(Stored entries)
=====
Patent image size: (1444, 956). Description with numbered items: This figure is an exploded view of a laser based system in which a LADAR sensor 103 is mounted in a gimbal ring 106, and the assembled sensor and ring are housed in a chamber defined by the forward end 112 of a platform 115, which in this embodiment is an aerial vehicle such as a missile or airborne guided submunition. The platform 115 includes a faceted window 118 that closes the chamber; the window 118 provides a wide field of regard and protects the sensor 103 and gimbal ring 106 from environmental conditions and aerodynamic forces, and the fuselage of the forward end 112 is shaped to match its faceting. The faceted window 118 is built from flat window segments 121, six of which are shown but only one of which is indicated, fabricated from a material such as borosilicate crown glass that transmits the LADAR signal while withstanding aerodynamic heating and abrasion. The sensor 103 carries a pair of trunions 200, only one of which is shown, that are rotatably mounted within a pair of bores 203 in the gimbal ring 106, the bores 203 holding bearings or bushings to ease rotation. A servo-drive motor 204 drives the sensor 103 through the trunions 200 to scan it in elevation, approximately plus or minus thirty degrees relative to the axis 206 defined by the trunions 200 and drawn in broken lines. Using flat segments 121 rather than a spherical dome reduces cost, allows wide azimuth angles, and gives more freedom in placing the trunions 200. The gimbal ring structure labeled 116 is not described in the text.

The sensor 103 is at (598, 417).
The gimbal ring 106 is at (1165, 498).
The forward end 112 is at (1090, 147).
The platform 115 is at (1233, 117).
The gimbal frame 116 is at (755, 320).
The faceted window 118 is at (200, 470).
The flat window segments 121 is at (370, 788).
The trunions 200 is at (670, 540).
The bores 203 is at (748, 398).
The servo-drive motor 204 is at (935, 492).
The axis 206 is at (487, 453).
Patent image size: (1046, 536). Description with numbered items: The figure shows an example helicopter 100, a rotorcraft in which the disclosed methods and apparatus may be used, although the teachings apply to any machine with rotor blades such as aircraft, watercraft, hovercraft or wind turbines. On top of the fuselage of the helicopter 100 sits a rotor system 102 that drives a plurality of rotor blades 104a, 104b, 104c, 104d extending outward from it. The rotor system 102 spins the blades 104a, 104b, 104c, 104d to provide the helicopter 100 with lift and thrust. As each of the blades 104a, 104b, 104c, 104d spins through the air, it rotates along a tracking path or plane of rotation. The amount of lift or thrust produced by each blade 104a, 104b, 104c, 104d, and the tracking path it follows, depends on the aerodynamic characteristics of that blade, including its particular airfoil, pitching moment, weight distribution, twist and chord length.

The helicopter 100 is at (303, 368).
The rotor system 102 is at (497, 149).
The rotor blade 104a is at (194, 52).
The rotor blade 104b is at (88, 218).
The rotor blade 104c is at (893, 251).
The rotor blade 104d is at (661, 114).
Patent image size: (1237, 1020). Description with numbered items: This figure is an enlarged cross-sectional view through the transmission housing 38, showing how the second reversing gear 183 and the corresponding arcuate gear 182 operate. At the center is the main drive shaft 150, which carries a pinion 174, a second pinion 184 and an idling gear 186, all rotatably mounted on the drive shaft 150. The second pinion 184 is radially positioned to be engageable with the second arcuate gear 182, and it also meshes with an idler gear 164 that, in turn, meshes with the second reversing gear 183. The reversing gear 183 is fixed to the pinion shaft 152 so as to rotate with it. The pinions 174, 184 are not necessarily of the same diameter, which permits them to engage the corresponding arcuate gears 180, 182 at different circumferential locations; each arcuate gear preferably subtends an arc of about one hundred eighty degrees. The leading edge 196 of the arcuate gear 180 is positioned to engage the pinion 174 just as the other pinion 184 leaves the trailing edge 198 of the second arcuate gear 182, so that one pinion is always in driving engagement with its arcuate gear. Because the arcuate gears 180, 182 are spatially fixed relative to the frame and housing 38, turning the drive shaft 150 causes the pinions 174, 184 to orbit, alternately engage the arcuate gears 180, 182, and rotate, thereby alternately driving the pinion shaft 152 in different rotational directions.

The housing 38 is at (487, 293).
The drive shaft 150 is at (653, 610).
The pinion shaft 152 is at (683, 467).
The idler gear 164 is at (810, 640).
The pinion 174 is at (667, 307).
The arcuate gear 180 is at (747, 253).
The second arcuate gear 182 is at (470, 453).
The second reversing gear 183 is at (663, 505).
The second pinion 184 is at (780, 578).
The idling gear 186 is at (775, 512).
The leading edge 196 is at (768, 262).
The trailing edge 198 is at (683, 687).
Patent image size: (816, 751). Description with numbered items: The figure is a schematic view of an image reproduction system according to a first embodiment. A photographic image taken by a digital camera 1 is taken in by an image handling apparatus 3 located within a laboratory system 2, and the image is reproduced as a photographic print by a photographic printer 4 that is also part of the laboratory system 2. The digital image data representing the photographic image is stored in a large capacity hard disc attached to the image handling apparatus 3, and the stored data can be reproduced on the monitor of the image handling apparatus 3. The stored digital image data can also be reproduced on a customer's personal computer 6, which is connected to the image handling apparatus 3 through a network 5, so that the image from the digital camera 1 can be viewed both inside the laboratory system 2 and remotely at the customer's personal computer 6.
=====
◆ What is being asked:
Please rewrite the entries from the line with "Patent image size: (1237, 1020)." to the line with "The trailing edge 198 is at (683, 687).", replacing "enlarged cross-sectional view" with "magnified sectional view" and keeping everything else the same.

◆ Exercise answer:
Patent image size: (1237, 1020). Description with numbered items: This figure is an magnified sectional view through the transmission housing 38, showing how the second reversing gear 183 and the corresponding arcuate gear 182 operate. At the center is the main drive shaft 150, which carries a pinion 174, a second pinion 184 and an idling gear 186, all rotatably mounted on the drive shaft 150. The second pinion 184 is radially positioned to be engageable with the second arcuate gear 182, and it also meshes with an idler gear 164 that, in turn, meshes with the second reversing gear 183. The reversing gear 183 is fixed to the pinion shaft 152 so as to rotate with it. The pinions 174, 184 are not necessarily of the same diameter, which permits them to engage the corresponding arcuate gears 180, 182 at different circumferential locations; each arcuate gear preferably subtends an arc of about one hundred eighty degrees. The leading edge 196 of the arcuate gear 180 is positioned to engage the pinion 174 just as the other pinion 184 leaves the trailing edge 198 of the second arcuate gear 182, so that one pinion is always in driving engagement with its arcuate gear. Because the arcuate gears 180, 182 are spatially fixed relative to the frame and housing 38, turning the drive shaft 150 causes the pinions 174, 184 to orbit, alternately engage the arcuate gears 180, 182, and rotate, thereby alternately driving the pinion shaft 152 in different rotational directions.

The housing 38 is at (487, 293).
The drive shaft 150 is at (653, 610).
The pinion shaft 152 is at (683, 467).
The idler gear 164 is at (810, 640).
The pinion 174 is at (667, 307).
The arcuate gear 180 is at (747, 253).
The second arcuate gear 182 is at (470, 453).
The second reversing gear 183 is at (663, 505).
The second pinion 184 is at (780, 578).
The idling gear 186 is at (775, 512).
The leading edge 196 is at (768, 262).
The trailing edge 198 is at (683, 687).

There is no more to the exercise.